»»

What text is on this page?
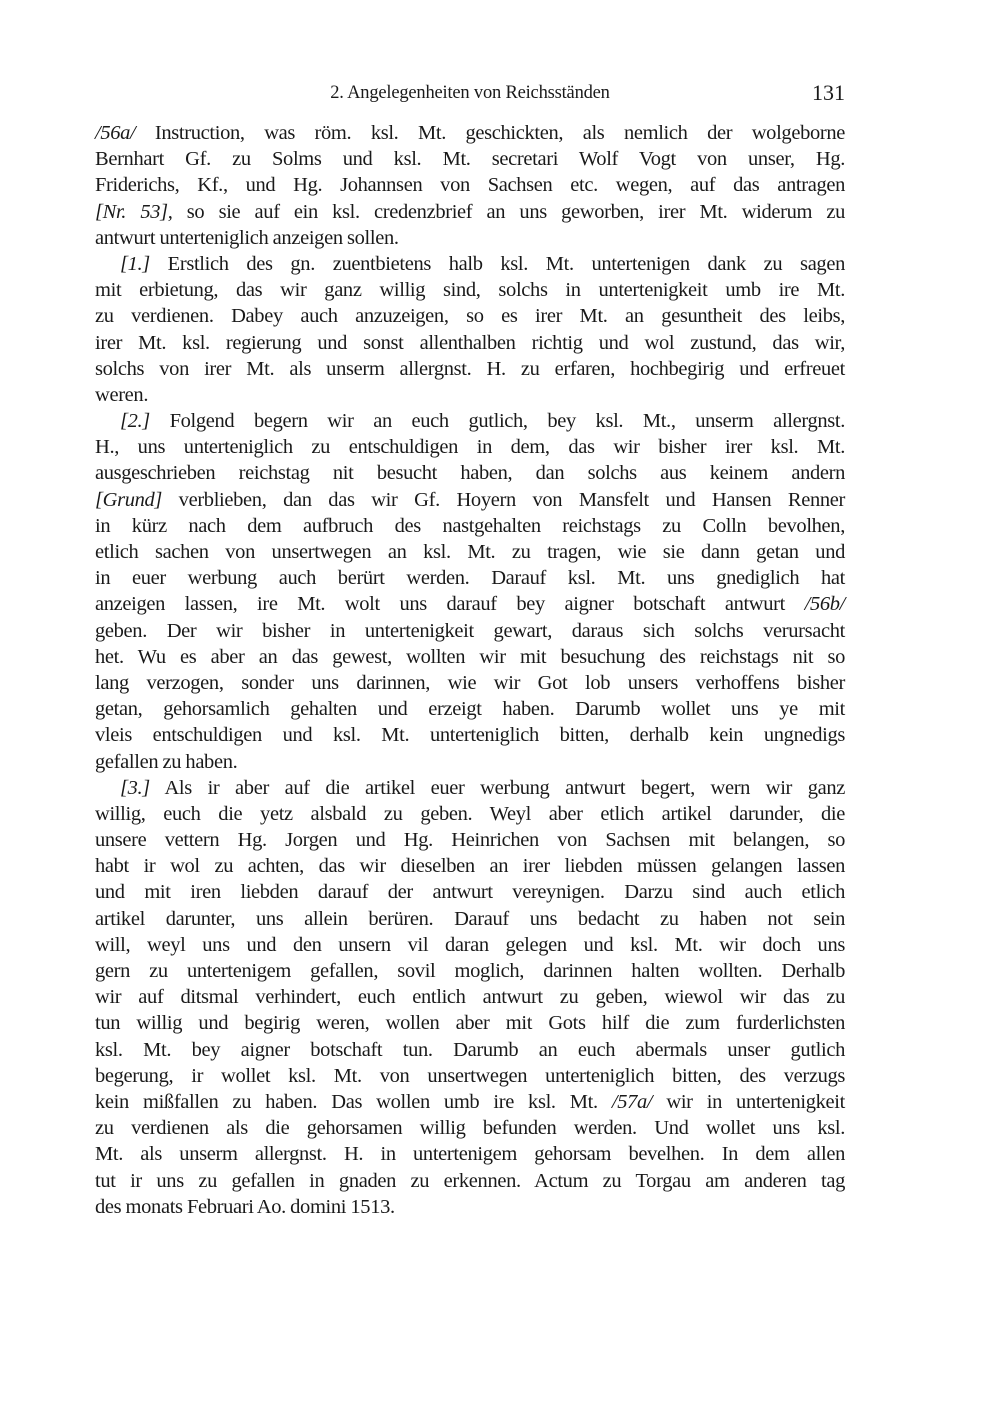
2. Angelegenheiten von Reichsständen	131
/56a/ Instruction, was röm. ksl. Mt. geschickten, als nemlich der wolgeborne
Bernhart Gf. zu Solms und ksl. Mt. secretari Wolf Vogt von unser, Hg.
Friderichs, Kf., und Hg. Johannsen von Sachsen etc. wegen, auf das antragen
[Nr. 53], so sie auf ein ksl. credenzbrief an uns geworben, irer Mt. widerum zu
antwurt unterteniglich anzeigen sollen.
[1.] Erstlich des gn. zuentbietens halb ksl. Mt. untertenigen dank zu sagen
mit erbietung, das wir ganz willig sind, solchs in untertenigkeit umb ire Mt.
zu verdienen. Dabey auch anzuzeigen, so es irer Mt. an gesuntheit des leibs,
irer Mt. ksl. regierung und sonst allenthalben richtig und wol zustund, das wir,
solchs von irer Mt. als unserm allergnst. H. zu erfaren, hochbegirig und erfreuet
weren.
[2.] Folgend begern wir an euch gutlich, bey ksl. Mt., unserm allergnst.
H., uns unterteniglich zu entschuldigen in dem, das wir bisher irer ksl. Mt.
ausgeschrieben reichstag nit besucht haben, dan solchs aus keinem andern
[Grund] verblieben, dan das wir Gf. Hoyern von Mansfelt und Hansen Renner
in kürz nach dem aufbruch des nastgehalten reichstags zu Colln bevolhen,
etlich sachen von unsertwegen an ksl. Mt. zu tragen, wie sie dann getan und
in euer werbung auch berürt werden. Darauf ksl. Mt. uns gnediglich hat
anzeigen lassen, ire Mt. wolt uns darauf bey aigner botschaft antwurt /56b/
geben. Der wir bisher in untertenigkeit gewart, daraus sich solchs verursacht
het. Wu es aber an das gewest, wollten wir mit besuchung des reichstags nit so
lang verzogen, sonder uns darinnen, wie wir Got lob unsers verhoffens bisher
getan, gehorsamlich gehalten und erzeigt haben. Darumb wollet uns ye mit
vleis entschuldigen und ksl. Mt. unterteniglich bitten, derhalb kein ungnedigs
gefallen zu haben.
[3.] Als ir aber auf die artikel euer werbung antwurt begert, wern wir ganz
willig, euch die yetz alsbald zu geben. Weyl aber etlich artikel darunder, die
unsere vettern Hg. Jorgen und Hg. Heinrichen von Sachsen mit belangen, so
habt ir wol zu achten, das wir dieselben an irer liebden müssen gelangen lassen
und mit iren liebden darauf der antwurt vereynigen. Darzu sind auch etlich
artikel darunter, uns allein berüren. Darauf uns bedacht zu haben not sein
will, weyl uns und den unsern vil daran gelegen und ksl. Mt. wir doch uns
gern zu untertenigem gefallen, sovil moglich, darinnen halten wollten. Derhalb
wir auf ditsmal verhindert, euch entlich antwurt zu geben, wiewol wir das zu
tun willig und begirig weren, wollen aber mit Gots hilf die zum furderlichsten
ksl. Mt. bey aigner botschaft tun. Darumb an euch abermals unser gutlich
begerung, ir wollet ksl. Mt. von unsertwegen unterteniglich bitten, des verzugs
kein mißfallen zu haben. Das wollen umb ire ksl. Mt. /57a/ wir in untertenigkeit
zu verdienen als die gehorsamen willig befunden werden. Und wollet uns ksl.
Mt. als unserm allergnst. H. in untertenigem gehorsam bevelhen. In dem allen
tut ir uns zu gefallen in gnaden zu erkennen. Actum zu Torgau am anderen tag
des monats Februari Ao. domini 1513.
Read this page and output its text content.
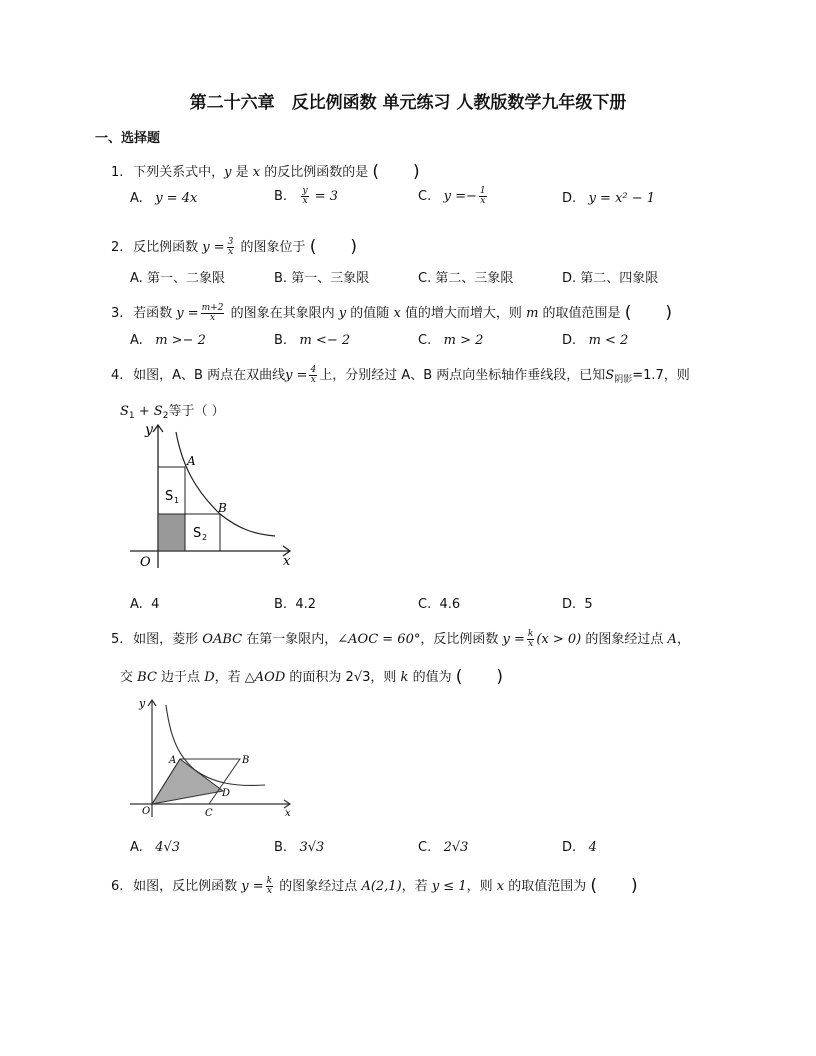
第二十六章　反比例函数 单元练习 人教版数学九年级下册
一、选择题
1. 下列关系式中，y 是 x 的反比例函数的是 (　　)
A. y = 4x	B. $\frac{y}{x} = 3$	C. $y =- \frac{1}{x}$	D. y = x² − 1
2. 反比例函数 $y = \frac{3}{x}$ 的图象位于 (　　)
A. 第一、二象限	B. 第一、三象限	C. 第二、三象限	D. 第二、四象限
3. 若函数 $y = \frac{m+2}{x}$ 的图象在其象限内 y 的值随 x 值的增大而增大，则 m 的取值范围是 (　　)
A. m >− 2	B. m <− 2	C. m > 2	D. m < 2
4. 如图，A、B 两点在双曲线$y = \frac{4}{x}$ 上，分别经过 A、B 两点向坐标轴作垂线段，已知$S_{阴影}=1.7$，则
$S_1 + S_2$等于（ ）
y
A
B
S 1
S 2
O	x
A. 4	B. 4.2	C. 4.6	D. 5
5. 如图，菱形 OABC 在第一象限内，∠AOC = 60°，反比例函数 $y = \frac{k}{x} (x > 0)$ 的图象经过点 A，
交 BC 边于点 D，若 △AOD 的面积为 2√3，则 k 的值为 (　　)
y
A	B
D
O	C	x
A. 4√3	B. 3√3	C. 2√3	D. 4
6. 如图，反比例函数 $y = \frac{k}{x}$ 的图象经过点 A(2,1)，若 y ≤ 1，则 x 的取值范围为 (　　)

««

WHAT IS ASKED: Reproduce every line above as written, skipping pictures.

WRITTEN RESPONSE:
What text is on this page?
2. Angelegenheiten von Reichsständen	131
/56a/ Instruction, was röm. ksl. Mt. geschickten, als nemlich der wolgeborne
Bernhart Gf. zu Solms und ksl. Mt. secretari Wolf Vogt von unser, Hg.
Friderichs, Kf., und Hg. Johannsen von Sachsen etc. wegen, auf das antragen
[Nr. 53], so sie auf ein ksl. credenzbrief an uns geworben, irer Mt. widerum zu
antwurt unterteniglich anzeigen sollen.
[1.] Erstlich des gn. zuentbietens halb ksl. Mt. untertenigen dank zu sagen
mit erbietung, das wir ganz willig sind, solchs in untertenigkeit umb ire Mt.
zu verdienen. Dabey auch anzuzeigen, so es irer Mt. an gesuntheit des leibs,
irer Mt. ksl. regierung und sonst allenthalben richtig und wol zustund, das wir,
solchs von irer Mt. als unserm allergnst. H. zu erfaren, hochbegirig und erfreuet
weren.
[2.] Folgend begern wir an euch gutlich, bey ksl. Mt., unserm allergnst.
H., uns unterteniglich zu entschuldigen in dem, das wir bisher irer ksl. Mt.
ausgeschrieben reichstag nit besucht haben, dan solchs aus keinem andern
[Grund] verblieben, dan das wir Gf. Hoyern von Mansfelt und Hansen Renner
in kürz nach dem aufbruch des nastgehalten reichstags zu Colln bevolhen,
etlich sachen von unsertwegen an ksl. Mt. zu tragen, wie sie dann getan und
in euer werbung auch berürt werden. Darauf ksl. Mt. uns gnediglich hat
anzeigen lassen, ire Mt. wolt uns darauf bey aigner botschaft antwurt /56b/
geben. Der wir bisher in untertenigkeit gewart, daraus sich solchs verursacht
het. Wu es aber an das gewest, wollten wir mit besuchung des reichstags nit so
lang verzogen, sonder uns darinnen, wie wir Got lob unsers verhoffens bisher
getan, gehorsamlich gehalten und erzeigt haben. Darumb wollet uns ye mit
vleis entschuldigen und ksl. Mt. unterteniglich bitten, derhalb kein ungnedigs
gefallen zu haben.
[3.] Als ir aber auf die artikel euer werbung antwurt begert, wern wir ganz
willig, euch die yetz alsbald zu geben. Weyl aber etlich artikel darunder, die
unsere vettern Hg. Jorgen und Hg. Heinrichen von Sachsen mit belangen, so
habt ir wol zu achten, das wir dieselben an irer liebden müssen gelangen lassen
und mit iren liebden darauf der antwurt vereynigen. Darzu sind auch etlich
artikel darunter, uns allein berüren. Darauf uns bedacht zu haben not sein
will, weyl uns und den unsern vil daran gelegen und ksl. Mt. wir doch uns
gern zu untertenigem gefallen, sovil moglich, darinnen halten wollten. Derhalb
wir auf ditsmal verhindert, euch entlich antwurt zu geben, wiewol wir das zu
tun willig und begirig weren, wollen aber mit Gots hilf die zum furderlichsten
ksl. Mt. bey aigner botschaft tun. Darumb an euch abermals unser gutlich
begerung, ir wollet ksl. Mt. von unsertwegen unterteniglich bitten, des verzugs
kein mißfallen zu haben. Das wollen umb ire ksl. Mt. /57a/ wir in untertenigkeit
zu verdienen als die gehorsamen willig befunden werden. Und wollet uns ksl.
Mt. als unserm allergnst. H. in untertenigem gehorsam bevelhen. In dem allen
tut ir uns zu gefallen in gnaden zu erkennen. Actum zu Torgau am anderen tag
des monats Februari Ao. domini 1513.
Read this page and output its text content.
第二十六章　反比例函数 单元练习 人教版数学九年级下册
一、选择题
1. 下列关系式中，y 是 x 的反比例函数的是 (　　)
A. y = 4x	B. $\frac{y}{x} = 3$	C. $y =- \frac{1}{x}$	D. y = x² − 1
2. 反比例函数 $y = \frac{3}{x}$ 的图象位于 (　　)
A. 第一、二象限	B. 第一、三象限	C. 第二、三象限	D. 第二、四象限
3. 若函数 $y = \frac{m+2}{x}$ 的图象在其象限内 y 的值随 x 值的增大而增大，则 m 的取值范围是 (　　)
A. m >− 2	B. m <− 2	C. m > 2	D. m < 2
4. 如图，A、B 两点在双曲线$y = \frac{4}{x}$ 上，分别经过 A、B 两点向坐标轴作垂线段，已知$S_{阴影}=1.7$，则
$S_1 + S_2$等于（ ）
y
A
B
S 1
S 2
O	x
A. 4	B. 4.2	C. 4.6	D. 5
5. 如图，菱形 OABC 在第一象限内，∠AOC = 60°，反比例函数 $y = \frac{k}{x} (x > 0)$ 的图象经过点 A，
交 BC 边于点 D，若 △AOD 的面积为 2√3，则 k 的值为 (　　)
y
A	B
D
O	C	x
A. 4√3	B. 3√3	C. 2√3	D. 4
6. 如图，反比例函数 $y = \frac{k}{x}$ 的图象经过点 A(2,1)，若 y ≤ 1，则 x 的取值范围为 (　　)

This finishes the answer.